**GIVEN PROBLEM**
Please return all of the data below, reproducing every line without any change.
___ INFORMATION GIVEN
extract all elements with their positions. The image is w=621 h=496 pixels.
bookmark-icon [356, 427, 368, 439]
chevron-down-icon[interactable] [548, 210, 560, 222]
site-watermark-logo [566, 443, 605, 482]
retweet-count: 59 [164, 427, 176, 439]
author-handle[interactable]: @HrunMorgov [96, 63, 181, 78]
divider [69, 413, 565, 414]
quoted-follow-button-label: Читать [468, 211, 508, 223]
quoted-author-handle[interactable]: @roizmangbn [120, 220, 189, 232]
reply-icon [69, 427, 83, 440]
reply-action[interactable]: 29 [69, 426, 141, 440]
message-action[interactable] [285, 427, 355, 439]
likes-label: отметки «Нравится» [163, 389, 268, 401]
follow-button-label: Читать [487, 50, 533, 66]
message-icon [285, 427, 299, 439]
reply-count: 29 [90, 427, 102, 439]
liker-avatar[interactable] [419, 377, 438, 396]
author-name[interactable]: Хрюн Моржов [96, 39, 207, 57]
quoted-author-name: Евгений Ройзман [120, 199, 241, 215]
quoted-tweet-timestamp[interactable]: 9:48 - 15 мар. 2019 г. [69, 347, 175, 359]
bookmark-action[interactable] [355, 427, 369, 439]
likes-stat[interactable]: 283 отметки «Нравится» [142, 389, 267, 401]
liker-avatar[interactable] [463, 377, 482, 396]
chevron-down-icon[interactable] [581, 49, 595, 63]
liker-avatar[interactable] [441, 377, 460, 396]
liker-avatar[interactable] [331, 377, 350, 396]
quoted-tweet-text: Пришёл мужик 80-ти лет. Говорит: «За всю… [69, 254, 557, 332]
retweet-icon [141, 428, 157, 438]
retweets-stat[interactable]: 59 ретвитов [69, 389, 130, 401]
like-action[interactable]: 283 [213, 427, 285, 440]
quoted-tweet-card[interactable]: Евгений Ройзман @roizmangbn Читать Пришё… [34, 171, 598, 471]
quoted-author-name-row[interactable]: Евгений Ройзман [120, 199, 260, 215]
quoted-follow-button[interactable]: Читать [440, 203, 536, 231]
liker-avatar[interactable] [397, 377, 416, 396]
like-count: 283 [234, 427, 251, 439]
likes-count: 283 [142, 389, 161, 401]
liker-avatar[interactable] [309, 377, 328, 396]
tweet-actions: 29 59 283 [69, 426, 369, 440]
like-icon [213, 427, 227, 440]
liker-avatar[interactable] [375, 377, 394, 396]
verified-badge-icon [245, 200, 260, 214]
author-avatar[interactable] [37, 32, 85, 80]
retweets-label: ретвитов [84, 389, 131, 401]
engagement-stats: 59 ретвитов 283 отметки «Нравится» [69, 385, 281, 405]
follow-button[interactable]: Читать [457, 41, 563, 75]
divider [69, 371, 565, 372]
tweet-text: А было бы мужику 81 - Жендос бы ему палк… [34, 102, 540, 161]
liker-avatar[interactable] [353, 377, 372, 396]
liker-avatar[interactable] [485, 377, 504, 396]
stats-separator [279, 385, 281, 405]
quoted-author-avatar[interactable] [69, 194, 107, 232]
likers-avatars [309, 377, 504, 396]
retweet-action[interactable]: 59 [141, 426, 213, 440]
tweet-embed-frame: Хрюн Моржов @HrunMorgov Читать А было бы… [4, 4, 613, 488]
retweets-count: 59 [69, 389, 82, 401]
______
**FULL ANSWER**
extract all elements with their positions. The image is w=621 h=496 pixels.
bookmark-icon [356, 427, 368, 439]
chevron-down-icon[interactable] [548, 210, 560, 222]
site-watermark-logo [566, 443, 605, 482]
retweet-count: 59 [164, 427, 176, 439]
author-handle[interactable]: @HrunMorgov [96, 63, 181, 78]
divider [69, 413, 565, 414]
quoted-follow-button-label: Читать [468, 211, 508, 223]
quoted-author-handle[interactable]: @roizmangbn [120, 220, 189, 232]
reply-icon [69, 427, 83, 440]
reply-action[interactable]: 29 [69, 426, 141, 440]
message-action[interactable] [285, 427, 355, 439]
likes-label: отметки «Нравится» [163, 389, 268, 401]
follow-button-label: Читать [487, 50, 533, 66]
message-icon [285, 427, 299, 439]
reply-count: 29 [90, 427, 102, 439]
liker-avatar[interactable] [419, 377, 438, 396]
author-name[interactable]: Хрюн Моржов [96, 39, 207, 57]
quoted-author-name: Евгений Ройзман [120, 199, 241, 215]
quoted-tweet-timestamp[interactable]: 9:48 - 15 мар. 2019 г. [69, 347, 175, 359]
bookmark-action[interactable] [355, 427, 369, 439]
likes-stat[interactable]: 283 отметки «Нравится» [142, 389, 267, 401]
liker-avatar[interactable] [463, 377, 482, 396]
chevron-down-icon[interactable] [581, 49, 595, 63]
liker-avatar[interactable] [441, 377, 460, 396]
liker-avatar[interactable] [331, 377, 350, 396]
quoted-tweet-text: Пришёл мужик 80-ти лет. Говорит: «За всю… [69, 254, 557, 332]
retweet-icon [141, 428, 157, 438]
retweets-stat[interactable]: 59 ретвитов [69, 389, 130, 401]
like-action[interactable]: 283 [213, 427, 285, 440]
quoted-tweet-card[interactable]: Евгений Ройзман @roizmangbn Читать Пришё… [34, 171, 598, 471]
quoted-author-name-row[interactable]: Евгений Ройзман [120, 199, 260, 215]
quoted-follow-button[interactable]: Читать [440, 203, 536, 231]
liker-avatar[interactable] [397, 377, 416, 396]
like-count: 283 [234, 427, 251, 439]
likes-count: 283 [142, 389, 161, 401]
liker-avatar[interactable] [309, 377, 328, 396]
tweet-actions: 29 59 283 [69, 426, 369, 440]
like-icon [213, 427, 227, 440]
liker-avatar[interactable] [375, 377, 394, 396]
verified-badge-icon [245, 200, 260, 214]
author-avatar[interactable] [37, 32, 85, 80]
retweets-label: ретвитов [84, 389, 131, 401]
engagement-stats: 59 ретвитов 283 отметки «Нравится» [69, 385, 281, 405]
follow-button[interactable]: Читать [457, 41, 563, 75]
divider [69, 371, 565, 372]
tweet-text: А было бы мужику 81 - Жендос бы ему палк… [34, 102, 540, 161]
liker-avatar[interactable] [353, 377, 372, 396]
liker-avatar[interactable] [485, 377, 504, 396]
stats-separator [279, 385, 281, 405]
quoted-author-avatar[interactable] [69, 194, 107, 232]
likers-avatars [309, 377, 504, 396]
retweet-action[interactable]: 59 [141, 426, 213, 440]
tweet-embed-frame: Хрюн Моржов @HrunMorgov Читать А было бы… [4, 4, 613, 488]
retweets-count: 59 [69, 389, 82, 401]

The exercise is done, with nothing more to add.